Direction ->
Reproduce the closing part of the entries exactly: the line with "Read out every word on this page." and all lines after it, ending with the last line, and nothing else.

Data extracted from a collection:

_ _ _ _

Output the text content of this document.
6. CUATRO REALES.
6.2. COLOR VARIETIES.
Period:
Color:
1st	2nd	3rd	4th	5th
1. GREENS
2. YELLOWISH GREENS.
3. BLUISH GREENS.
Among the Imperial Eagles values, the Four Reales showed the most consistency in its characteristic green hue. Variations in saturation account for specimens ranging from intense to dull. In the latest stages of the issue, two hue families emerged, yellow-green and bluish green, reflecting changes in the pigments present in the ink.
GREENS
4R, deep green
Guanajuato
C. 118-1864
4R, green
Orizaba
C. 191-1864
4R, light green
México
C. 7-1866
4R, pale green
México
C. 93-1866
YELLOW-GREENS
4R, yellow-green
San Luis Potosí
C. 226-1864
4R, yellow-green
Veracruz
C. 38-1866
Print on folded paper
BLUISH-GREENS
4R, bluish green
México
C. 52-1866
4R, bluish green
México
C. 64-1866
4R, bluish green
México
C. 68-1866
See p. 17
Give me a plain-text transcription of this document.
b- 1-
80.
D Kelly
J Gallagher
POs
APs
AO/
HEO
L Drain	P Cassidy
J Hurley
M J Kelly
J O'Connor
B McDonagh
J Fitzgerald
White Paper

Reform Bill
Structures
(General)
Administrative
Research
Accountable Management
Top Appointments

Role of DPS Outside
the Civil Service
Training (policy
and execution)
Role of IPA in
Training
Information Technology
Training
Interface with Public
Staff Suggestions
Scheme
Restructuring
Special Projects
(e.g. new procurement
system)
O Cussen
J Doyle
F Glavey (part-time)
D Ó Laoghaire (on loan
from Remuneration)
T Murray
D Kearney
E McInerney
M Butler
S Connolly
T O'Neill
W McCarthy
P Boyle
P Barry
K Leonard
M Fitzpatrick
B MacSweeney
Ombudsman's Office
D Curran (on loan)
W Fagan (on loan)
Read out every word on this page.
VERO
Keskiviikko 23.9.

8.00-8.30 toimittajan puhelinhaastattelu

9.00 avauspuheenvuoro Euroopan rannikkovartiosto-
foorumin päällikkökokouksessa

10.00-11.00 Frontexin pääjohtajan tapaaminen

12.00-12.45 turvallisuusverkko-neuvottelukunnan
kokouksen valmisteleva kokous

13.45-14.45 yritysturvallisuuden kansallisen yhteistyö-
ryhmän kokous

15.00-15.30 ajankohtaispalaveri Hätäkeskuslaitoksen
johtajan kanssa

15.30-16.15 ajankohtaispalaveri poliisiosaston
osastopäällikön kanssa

_ _ _ _

Finished answer ->
Read out every word on this page.
VERO
Keskiviikko 23.9.

8.00-8.30 toimittajan puhelinhaastattelu

9.00 avauspuheenvuoro Euroopan rannikkovartiosto-
foorumin päällikkökokouksessa

10.00-11.00 Frontexin pääjohtajan tapaaminen

12.00-12.45 turvallisuusverkko-neuvottelukunnan
kokouksen valmisteleva kokous

13.45-14.45 yritysturvallisuuden kansallisen yhteistyö-
ryhmän kokous

15.00-15.30 ajankohtaispalaveri Hätäkeskuslaitoksen
johtajan kanssa

15.30-16.15 ajankohtaispalaveri poliisiosaston
osastopäällikön kanssa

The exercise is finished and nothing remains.